Sunday, April 22, 2007

Coney Island In Cincinnati

Long before Kings Island in Northern Cincinnati, there was Coney Island, down on the river along Route 52. The park was used in the opening sequence of The Banana Splits Show, as you will see in this video.

I posted this article because this was a part of my childhood and these were great memories.

This is a brief part of an article on the history of Coney Island. The entire article can be read at AppalachianFestival.Org.

In the 1960s, when old and worn facilities and public apathy forced amusement parks across the country into closings because of declining business, Coney Island remained more popular than ever... and yet the end was drawing near. The famous animator Walt Disney visited Coney Island to study the park before building his dream project, a new age "themed" amusement park in California called Disneyland. But if these were exciting and heady times for Coney Island, a foreboding cloud was forming on the horizon – after more than 80 years of operations, Coney Island was, ironically, becoming a victim of its very own success. There was no more room to grow, and the river kept flooding. And the eventual opening of Disneyland in California was taking amusement parks to a different, polished, high-tech "theme park" level. So, in 1968, Coney Island was sold to Cincinnati's Taft Broadcasting Company, who planned to move many of the park's rides and attractions 20 miles north of the Ohio River's waters to Kings Mills, Ohio. The new theme park would be called Kings Island.

What you need to do:
Name every amusement park mentioned by name in the post about Coney Island in Cincinnati.

Supplied data:
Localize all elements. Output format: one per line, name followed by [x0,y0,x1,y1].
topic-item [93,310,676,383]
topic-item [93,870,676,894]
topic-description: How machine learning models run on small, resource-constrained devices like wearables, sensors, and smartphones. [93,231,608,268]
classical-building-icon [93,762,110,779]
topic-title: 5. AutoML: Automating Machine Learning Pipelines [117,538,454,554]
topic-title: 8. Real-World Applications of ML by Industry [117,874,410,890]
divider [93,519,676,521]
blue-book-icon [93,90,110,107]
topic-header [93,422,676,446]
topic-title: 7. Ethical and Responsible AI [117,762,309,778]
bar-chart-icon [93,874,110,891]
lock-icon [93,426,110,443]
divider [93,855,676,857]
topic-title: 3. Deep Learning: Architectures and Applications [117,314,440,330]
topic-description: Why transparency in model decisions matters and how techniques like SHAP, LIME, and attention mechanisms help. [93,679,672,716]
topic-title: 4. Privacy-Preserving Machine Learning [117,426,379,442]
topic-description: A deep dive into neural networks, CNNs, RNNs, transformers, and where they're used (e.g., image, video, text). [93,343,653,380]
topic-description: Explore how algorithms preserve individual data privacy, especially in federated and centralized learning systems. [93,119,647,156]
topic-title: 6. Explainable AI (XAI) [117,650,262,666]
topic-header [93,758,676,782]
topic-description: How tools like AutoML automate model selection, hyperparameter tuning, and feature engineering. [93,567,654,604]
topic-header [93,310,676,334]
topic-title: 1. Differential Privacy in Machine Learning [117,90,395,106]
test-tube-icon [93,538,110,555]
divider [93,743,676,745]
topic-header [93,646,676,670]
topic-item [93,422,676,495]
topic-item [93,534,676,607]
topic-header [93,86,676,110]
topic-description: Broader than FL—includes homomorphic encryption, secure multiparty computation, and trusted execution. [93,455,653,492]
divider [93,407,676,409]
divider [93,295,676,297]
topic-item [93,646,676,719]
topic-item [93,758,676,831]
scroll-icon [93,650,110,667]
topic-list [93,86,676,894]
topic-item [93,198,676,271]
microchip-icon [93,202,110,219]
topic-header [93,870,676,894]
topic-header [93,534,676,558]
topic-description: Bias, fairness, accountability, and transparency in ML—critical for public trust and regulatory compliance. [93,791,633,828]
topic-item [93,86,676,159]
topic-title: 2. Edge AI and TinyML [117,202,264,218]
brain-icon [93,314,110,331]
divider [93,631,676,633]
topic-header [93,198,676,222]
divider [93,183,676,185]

Solution to this task:
Coney Island, Kings Island, Disneyland